What is required: Search the material for "Domain" and show all lines that contain it.

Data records
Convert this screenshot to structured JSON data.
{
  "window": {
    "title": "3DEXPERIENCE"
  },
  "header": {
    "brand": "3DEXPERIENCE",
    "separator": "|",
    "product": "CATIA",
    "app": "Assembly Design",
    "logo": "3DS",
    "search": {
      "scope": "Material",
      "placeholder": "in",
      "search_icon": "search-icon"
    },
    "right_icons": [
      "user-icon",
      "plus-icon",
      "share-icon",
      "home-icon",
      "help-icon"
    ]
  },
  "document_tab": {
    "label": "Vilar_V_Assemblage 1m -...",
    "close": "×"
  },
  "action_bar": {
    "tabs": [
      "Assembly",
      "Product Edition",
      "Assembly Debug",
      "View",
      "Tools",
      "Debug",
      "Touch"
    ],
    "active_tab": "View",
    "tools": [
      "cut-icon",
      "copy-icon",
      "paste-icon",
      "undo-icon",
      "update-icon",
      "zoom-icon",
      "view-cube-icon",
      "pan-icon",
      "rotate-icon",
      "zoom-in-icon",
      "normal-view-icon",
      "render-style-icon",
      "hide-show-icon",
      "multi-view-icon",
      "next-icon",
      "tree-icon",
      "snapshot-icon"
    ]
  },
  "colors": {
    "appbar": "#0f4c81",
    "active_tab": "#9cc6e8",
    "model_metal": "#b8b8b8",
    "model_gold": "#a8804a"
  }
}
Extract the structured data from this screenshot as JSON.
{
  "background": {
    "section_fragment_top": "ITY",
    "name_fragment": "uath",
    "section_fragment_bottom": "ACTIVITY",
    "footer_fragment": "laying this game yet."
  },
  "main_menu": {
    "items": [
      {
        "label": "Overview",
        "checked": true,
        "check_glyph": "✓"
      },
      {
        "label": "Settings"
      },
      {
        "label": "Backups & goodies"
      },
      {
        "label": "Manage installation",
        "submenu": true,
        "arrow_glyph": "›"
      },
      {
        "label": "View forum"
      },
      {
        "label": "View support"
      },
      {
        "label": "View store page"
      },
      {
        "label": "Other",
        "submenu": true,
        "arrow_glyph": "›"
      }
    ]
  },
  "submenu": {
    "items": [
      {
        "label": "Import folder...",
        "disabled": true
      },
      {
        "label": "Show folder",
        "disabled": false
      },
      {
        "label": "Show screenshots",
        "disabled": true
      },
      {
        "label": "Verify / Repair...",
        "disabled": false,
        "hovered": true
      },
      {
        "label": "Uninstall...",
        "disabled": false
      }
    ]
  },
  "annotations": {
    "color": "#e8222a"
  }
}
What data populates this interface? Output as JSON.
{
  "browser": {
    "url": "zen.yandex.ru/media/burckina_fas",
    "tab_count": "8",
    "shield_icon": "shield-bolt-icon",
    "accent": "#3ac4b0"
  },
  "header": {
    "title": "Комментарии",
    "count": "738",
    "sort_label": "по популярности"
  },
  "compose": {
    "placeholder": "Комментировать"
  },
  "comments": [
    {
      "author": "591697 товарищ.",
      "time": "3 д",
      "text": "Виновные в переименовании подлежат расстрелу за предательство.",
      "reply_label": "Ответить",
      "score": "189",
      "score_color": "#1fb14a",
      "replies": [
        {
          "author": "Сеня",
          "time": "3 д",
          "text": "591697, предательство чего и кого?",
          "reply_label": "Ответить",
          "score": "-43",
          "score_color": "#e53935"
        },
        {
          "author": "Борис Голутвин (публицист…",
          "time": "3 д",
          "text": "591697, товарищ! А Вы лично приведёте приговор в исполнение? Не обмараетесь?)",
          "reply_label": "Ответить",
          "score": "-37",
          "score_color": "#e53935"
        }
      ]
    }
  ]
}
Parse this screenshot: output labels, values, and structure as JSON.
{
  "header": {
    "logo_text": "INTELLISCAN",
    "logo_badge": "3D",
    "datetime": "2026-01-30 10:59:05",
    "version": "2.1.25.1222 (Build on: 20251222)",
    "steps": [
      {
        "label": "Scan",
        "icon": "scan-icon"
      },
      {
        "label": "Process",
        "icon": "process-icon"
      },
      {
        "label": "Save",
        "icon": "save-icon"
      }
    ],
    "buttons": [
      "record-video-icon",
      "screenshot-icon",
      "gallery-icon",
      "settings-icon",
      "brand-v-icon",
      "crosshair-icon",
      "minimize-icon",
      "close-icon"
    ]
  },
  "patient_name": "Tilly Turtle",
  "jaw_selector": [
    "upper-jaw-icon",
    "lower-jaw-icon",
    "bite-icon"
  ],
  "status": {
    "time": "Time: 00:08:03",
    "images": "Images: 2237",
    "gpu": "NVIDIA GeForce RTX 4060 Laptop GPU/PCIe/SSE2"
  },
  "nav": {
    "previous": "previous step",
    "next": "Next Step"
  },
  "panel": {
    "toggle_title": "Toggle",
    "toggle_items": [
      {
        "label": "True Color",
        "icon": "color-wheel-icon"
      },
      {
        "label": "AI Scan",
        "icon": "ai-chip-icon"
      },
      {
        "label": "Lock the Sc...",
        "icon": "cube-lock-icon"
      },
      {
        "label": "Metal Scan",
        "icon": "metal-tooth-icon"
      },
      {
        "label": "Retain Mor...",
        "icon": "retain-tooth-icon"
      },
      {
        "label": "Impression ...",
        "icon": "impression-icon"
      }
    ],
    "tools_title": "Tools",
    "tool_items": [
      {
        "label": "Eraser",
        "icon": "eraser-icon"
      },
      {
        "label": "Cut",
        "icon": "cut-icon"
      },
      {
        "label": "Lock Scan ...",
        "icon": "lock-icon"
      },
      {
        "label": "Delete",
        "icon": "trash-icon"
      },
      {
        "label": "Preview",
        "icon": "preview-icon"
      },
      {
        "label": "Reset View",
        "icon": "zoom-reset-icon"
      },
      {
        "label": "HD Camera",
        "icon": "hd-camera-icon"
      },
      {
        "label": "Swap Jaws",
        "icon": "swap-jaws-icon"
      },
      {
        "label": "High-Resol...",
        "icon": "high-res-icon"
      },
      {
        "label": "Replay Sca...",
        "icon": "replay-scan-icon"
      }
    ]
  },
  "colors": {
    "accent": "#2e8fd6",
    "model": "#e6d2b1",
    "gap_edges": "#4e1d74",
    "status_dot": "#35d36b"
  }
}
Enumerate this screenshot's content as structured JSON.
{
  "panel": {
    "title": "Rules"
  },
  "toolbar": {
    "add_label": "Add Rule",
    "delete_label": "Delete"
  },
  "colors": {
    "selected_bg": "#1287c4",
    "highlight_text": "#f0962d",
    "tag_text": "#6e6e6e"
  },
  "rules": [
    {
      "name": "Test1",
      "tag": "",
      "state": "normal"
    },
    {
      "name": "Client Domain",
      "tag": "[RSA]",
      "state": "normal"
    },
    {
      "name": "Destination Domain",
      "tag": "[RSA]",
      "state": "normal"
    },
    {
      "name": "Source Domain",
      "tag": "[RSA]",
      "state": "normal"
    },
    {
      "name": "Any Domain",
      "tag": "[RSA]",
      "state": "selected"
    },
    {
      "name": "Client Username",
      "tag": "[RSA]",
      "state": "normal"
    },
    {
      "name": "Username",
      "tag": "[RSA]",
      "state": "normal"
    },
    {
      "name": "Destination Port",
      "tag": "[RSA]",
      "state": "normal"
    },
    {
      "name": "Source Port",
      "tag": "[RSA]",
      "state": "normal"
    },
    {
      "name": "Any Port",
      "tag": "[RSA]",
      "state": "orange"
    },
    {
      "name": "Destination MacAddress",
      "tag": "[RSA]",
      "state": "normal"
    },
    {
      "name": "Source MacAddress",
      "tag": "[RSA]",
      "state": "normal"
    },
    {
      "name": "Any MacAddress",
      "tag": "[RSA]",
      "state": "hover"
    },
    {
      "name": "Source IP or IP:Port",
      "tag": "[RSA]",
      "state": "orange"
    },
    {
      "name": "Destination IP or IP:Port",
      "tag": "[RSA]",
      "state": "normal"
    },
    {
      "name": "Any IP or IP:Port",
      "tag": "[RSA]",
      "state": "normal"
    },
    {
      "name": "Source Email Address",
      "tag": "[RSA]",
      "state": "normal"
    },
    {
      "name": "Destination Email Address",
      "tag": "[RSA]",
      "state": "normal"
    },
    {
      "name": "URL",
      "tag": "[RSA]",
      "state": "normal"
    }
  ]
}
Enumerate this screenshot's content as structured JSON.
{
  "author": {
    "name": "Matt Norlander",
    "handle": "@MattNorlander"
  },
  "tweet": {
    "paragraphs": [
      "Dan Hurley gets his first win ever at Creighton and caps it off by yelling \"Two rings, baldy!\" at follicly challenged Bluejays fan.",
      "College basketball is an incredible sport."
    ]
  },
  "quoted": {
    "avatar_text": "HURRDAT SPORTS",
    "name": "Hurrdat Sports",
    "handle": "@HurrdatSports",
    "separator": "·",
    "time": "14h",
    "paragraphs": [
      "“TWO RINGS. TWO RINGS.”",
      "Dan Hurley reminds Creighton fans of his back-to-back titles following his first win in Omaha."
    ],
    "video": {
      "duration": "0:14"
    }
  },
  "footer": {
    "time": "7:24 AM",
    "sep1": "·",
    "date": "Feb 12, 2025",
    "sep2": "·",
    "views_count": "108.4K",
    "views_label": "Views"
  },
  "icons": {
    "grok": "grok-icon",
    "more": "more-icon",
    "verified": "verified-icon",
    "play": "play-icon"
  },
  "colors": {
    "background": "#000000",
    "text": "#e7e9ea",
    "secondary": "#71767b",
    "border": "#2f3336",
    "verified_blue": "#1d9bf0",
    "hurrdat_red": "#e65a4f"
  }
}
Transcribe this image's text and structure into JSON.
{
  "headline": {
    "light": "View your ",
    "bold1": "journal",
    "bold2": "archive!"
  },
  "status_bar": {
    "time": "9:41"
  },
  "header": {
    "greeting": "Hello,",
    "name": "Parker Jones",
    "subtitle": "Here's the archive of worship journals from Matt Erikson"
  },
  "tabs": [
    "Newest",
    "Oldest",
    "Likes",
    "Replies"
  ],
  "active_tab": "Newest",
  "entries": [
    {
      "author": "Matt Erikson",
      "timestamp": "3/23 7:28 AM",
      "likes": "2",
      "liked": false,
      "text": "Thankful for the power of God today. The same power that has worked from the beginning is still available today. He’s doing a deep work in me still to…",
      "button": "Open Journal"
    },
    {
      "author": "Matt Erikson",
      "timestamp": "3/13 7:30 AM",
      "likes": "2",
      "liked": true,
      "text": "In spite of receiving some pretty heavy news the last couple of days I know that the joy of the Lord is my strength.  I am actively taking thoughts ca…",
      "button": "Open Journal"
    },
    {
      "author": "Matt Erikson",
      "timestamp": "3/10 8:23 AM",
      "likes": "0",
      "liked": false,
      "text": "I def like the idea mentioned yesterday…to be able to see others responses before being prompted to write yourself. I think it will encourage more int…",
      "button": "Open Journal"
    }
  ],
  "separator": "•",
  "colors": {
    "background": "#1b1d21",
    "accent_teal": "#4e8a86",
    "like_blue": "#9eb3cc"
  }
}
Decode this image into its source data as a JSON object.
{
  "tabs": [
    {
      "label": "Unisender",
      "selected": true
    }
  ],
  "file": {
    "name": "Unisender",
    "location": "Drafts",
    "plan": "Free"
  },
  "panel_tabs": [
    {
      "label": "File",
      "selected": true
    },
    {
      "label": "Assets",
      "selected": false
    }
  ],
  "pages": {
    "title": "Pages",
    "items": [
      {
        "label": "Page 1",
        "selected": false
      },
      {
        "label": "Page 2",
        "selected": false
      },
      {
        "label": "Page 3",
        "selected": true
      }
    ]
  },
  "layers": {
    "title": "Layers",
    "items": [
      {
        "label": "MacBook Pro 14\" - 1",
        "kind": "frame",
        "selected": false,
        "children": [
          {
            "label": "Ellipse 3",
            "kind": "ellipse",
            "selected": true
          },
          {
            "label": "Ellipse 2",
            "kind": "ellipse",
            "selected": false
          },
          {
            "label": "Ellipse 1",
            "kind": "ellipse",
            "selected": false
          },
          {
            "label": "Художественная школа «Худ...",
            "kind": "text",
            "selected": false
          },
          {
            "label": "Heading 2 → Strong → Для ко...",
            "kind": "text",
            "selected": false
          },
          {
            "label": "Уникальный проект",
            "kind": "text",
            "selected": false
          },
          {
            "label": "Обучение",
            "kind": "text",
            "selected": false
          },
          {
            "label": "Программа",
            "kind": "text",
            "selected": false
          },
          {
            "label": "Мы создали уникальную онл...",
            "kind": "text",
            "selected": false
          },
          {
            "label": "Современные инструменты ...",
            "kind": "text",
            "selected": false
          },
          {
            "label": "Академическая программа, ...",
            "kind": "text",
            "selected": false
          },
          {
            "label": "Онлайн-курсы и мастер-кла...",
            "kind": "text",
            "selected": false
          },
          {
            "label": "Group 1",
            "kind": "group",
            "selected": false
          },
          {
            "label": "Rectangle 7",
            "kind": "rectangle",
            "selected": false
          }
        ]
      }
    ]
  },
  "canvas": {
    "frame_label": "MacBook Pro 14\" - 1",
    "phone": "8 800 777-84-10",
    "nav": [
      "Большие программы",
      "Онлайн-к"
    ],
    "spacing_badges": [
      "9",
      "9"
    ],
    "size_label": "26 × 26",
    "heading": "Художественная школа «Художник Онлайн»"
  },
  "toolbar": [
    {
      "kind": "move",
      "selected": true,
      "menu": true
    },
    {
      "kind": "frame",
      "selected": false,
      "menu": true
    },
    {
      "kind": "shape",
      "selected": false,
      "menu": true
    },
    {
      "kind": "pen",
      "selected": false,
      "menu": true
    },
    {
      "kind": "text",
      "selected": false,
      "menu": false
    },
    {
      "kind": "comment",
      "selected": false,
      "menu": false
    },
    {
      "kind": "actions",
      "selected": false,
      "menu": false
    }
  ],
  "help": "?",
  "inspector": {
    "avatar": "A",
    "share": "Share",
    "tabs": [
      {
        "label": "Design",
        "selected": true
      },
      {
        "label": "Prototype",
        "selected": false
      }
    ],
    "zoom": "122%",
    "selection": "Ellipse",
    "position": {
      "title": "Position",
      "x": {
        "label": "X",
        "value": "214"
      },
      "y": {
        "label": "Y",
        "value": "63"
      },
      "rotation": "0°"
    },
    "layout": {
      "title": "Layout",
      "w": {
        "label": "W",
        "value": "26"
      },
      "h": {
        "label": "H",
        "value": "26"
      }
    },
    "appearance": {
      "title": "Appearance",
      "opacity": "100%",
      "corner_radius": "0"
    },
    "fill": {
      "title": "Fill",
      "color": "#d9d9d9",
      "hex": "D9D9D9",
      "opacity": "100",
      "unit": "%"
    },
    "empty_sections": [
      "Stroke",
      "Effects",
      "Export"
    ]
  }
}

Full solution:
      "name": "Client Domain",
      "name": "Destination Domain",
      "name": "Source Domain",
      "name": "Any Domain",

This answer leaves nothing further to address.